* **Instructions to follow**
List each line holding the string "Молдабеков".

* **Provided data**
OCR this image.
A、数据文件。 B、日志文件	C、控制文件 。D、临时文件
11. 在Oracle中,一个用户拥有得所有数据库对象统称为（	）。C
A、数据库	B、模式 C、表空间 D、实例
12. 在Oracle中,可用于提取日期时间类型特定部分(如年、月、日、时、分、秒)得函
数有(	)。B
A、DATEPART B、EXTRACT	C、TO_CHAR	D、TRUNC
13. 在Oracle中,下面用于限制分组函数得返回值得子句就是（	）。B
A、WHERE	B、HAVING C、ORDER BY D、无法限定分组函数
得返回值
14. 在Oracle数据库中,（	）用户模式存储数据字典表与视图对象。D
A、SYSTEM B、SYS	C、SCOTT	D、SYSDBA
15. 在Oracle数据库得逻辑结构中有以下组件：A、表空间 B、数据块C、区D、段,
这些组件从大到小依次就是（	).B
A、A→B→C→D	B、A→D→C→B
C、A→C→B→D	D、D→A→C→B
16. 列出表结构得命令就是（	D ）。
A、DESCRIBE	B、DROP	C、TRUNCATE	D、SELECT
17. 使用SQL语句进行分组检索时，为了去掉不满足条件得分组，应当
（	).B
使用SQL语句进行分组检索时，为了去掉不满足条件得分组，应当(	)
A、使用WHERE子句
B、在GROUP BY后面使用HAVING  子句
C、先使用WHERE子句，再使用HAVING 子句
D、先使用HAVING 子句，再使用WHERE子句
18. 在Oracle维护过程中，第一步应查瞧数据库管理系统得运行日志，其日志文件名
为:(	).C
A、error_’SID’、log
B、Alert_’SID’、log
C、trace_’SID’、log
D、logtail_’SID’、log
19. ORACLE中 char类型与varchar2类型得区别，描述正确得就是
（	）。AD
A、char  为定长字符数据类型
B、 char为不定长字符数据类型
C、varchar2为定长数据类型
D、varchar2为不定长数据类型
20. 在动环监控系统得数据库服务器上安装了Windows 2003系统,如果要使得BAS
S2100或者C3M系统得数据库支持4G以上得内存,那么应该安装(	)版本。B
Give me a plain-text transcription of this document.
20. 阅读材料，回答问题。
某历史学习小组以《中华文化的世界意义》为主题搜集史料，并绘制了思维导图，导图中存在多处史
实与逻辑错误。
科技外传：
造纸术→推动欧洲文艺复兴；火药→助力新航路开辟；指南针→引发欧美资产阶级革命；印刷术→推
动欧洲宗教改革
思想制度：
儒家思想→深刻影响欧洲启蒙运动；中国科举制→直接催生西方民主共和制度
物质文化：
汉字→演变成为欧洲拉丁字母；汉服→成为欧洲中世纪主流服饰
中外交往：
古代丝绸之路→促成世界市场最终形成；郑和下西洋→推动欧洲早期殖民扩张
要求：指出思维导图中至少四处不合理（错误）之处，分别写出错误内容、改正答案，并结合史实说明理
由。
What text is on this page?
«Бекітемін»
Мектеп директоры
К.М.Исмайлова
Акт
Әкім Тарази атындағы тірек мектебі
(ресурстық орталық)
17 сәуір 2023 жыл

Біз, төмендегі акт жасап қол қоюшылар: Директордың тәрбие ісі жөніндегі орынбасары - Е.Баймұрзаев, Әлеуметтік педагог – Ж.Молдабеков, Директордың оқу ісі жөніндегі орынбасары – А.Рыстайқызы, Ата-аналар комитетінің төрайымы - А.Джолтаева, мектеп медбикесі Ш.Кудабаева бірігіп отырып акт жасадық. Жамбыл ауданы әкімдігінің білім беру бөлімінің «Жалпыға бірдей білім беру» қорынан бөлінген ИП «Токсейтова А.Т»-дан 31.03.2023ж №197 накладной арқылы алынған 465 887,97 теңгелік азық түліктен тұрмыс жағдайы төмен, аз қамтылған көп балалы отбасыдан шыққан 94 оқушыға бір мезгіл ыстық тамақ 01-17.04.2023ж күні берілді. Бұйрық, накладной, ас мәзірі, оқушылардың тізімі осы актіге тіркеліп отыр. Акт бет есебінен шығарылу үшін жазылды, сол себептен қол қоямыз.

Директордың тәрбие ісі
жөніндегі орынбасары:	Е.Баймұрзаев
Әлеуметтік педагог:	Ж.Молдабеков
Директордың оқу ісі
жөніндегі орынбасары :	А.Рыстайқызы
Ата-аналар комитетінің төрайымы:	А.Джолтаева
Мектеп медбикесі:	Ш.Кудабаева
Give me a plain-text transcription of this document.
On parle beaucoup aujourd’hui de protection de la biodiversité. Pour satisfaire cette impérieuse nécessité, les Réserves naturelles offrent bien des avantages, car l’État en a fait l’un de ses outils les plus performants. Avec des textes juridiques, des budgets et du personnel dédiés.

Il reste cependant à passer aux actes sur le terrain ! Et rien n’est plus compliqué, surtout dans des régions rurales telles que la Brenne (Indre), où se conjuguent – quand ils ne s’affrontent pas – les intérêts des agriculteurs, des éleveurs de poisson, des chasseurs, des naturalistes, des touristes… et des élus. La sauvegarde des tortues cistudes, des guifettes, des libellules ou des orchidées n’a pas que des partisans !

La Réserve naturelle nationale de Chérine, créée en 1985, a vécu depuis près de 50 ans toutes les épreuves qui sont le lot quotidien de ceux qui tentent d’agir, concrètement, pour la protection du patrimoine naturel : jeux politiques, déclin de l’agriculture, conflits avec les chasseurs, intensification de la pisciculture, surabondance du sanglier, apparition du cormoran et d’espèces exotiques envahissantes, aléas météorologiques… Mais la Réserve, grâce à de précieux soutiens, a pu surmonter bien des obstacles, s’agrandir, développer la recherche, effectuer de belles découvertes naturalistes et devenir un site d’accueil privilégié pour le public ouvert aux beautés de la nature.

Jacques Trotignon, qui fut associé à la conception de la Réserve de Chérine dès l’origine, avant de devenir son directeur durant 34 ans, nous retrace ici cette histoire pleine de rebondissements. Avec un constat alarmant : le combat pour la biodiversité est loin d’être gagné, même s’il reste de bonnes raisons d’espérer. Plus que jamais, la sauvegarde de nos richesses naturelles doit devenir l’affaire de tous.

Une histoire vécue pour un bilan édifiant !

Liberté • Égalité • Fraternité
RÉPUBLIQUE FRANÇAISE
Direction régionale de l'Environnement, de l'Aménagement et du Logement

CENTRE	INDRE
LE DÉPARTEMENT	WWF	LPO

* **Response for this exercise**
Біз, төмендегі акт жасап қол қоюшылар: Директордың тәрбие ісі жөніндегі орынбасары - Е.Баймұрзаев, Әлеуметтік педагог – Ж.Молдабеков, Директордың оқу ісі жөніндегі орынбасары – А.Рыстайқызы, Ата-аналар комитетінің төрайымы - А.Джолтаева, мектеп медбикесі Ш.Кудабаева бірігіп отырып акт жасадық. Жамбыл ауданы әкімдігінің білім беру бөлімінің «Жалпыға бірдей білім беру» қорынан бөлінген ИП «Токсейтова А.Т»-дан 31.03.2023ж №197 накладной арқылы алынған 465 887,97 теңгелік азық түліктен тұрмыс жағдайы төмен, аз қамтылған көп балалы отбасыдан шыққан 94 оқушыға бір мезгіл ыстық тамақ 01-17.04.2023ж күні берілді. Бұйрық, накладной, ас мәзірі, оқушылардың тізімі осы актіге тіркеліп отыр. Акт бет есебінен шығарылу үшін жазылды, сол себептен қол қоямыз.
Әлеуметтік педагог:	Ж.Молдабеков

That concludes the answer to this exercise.